▼

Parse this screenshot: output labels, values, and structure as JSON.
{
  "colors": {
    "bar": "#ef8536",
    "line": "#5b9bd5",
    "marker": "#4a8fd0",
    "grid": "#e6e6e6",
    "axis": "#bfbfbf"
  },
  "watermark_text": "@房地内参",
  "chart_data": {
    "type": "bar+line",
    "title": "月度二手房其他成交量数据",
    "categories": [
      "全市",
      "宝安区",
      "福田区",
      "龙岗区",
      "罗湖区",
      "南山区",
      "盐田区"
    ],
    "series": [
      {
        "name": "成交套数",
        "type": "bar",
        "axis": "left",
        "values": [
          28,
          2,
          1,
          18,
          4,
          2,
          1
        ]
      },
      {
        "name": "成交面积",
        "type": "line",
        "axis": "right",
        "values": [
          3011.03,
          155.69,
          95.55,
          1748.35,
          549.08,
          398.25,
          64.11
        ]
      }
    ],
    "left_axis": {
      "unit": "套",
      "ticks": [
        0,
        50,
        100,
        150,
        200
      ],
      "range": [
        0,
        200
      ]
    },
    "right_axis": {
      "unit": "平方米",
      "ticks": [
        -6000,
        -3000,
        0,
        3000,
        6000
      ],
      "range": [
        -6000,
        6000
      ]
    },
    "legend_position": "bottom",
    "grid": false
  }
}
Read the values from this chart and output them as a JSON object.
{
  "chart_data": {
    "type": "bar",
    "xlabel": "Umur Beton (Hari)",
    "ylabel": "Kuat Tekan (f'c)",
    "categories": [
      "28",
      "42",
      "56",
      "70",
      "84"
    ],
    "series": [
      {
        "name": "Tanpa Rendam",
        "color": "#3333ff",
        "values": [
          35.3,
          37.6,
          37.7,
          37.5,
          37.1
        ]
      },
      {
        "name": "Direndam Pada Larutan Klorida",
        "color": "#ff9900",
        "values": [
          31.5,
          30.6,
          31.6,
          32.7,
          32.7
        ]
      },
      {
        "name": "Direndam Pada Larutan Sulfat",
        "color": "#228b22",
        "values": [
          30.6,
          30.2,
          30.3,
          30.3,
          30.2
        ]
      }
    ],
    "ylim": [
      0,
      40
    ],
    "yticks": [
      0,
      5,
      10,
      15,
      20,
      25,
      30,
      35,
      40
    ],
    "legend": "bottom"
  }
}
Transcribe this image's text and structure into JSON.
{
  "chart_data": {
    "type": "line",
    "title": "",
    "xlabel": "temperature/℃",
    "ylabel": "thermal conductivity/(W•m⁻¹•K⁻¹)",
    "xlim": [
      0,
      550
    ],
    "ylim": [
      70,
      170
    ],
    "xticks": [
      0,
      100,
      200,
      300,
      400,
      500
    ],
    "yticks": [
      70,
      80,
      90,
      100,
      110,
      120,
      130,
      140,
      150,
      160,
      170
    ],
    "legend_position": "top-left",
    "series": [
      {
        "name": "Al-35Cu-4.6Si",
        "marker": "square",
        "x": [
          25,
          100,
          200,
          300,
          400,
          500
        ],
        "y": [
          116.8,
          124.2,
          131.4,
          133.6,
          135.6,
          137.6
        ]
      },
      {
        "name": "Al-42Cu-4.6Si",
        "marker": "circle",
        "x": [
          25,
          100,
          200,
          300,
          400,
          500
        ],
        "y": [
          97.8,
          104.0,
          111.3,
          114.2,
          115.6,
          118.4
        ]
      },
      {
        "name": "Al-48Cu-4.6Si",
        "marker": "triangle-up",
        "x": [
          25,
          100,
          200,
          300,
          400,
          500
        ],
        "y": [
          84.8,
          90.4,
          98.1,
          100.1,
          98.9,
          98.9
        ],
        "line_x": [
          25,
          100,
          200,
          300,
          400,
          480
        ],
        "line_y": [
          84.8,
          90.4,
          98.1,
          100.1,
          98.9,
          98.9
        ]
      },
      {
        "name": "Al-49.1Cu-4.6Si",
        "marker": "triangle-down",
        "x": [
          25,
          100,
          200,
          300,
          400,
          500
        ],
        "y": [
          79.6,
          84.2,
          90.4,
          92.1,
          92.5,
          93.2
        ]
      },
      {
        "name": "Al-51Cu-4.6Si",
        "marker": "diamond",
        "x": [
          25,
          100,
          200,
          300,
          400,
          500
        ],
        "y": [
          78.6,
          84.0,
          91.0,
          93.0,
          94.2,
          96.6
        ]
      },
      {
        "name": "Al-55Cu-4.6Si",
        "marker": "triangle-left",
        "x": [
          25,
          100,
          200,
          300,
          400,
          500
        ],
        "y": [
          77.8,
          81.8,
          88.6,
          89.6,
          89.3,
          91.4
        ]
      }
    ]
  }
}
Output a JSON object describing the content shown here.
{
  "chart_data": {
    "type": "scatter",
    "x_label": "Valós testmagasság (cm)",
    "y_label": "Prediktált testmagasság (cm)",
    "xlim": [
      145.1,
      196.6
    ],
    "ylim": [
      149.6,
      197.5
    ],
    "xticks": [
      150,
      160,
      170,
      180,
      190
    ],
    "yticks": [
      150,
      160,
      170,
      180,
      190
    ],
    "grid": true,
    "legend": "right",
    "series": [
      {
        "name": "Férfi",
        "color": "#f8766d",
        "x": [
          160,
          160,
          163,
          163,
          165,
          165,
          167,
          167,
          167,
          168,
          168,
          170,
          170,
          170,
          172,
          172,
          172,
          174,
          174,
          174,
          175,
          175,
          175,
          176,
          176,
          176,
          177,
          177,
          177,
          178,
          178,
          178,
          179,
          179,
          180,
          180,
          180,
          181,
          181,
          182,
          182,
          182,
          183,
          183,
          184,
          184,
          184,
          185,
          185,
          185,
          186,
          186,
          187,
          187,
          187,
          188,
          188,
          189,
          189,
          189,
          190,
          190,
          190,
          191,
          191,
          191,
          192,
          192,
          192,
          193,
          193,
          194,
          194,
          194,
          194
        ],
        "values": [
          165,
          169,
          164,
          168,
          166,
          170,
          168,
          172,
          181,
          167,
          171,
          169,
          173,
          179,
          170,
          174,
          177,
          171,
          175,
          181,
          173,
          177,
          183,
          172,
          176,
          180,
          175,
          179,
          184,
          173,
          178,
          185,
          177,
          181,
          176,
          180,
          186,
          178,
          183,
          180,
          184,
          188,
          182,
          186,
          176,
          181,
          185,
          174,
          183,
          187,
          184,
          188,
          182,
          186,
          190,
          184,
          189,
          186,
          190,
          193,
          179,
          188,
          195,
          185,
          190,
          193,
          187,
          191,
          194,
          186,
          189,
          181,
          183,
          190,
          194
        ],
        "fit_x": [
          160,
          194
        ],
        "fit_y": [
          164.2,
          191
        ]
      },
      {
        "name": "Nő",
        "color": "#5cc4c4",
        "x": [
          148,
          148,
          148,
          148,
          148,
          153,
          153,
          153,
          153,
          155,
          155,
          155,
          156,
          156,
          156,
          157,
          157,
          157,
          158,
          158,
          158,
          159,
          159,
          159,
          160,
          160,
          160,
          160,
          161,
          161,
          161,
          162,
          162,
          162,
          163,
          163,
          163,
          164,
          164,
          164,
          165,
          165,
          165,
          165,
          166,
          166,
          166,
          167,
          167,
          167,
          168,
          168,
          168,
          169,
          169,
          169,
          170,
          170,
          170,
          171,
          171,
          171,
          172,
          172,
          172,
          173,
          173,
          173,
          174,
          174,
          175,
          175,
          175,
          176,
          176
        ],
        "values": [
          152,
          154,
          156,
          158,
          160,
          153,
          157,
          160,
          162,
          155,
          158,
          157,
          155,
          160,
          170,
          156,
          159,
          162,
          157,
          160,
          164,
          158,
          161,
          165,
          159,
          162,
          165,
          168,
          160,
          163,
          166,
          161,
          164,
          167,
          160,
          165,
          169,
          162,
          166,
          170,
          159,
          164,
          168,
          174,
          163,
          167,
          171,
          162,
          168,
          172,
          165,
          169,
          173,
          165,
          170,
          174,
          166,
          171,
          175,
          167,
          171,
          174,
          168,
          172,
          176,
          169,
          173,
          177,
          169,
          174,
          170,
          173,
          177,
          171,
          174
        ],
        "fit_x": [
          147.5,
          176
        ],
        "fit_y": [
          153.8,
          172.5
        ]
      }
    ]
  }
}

▲

SHORT PROBLEM
Say how many lines of the data include the word "xlabel". Respond with the number alone.

EXERCISE ANSWER
2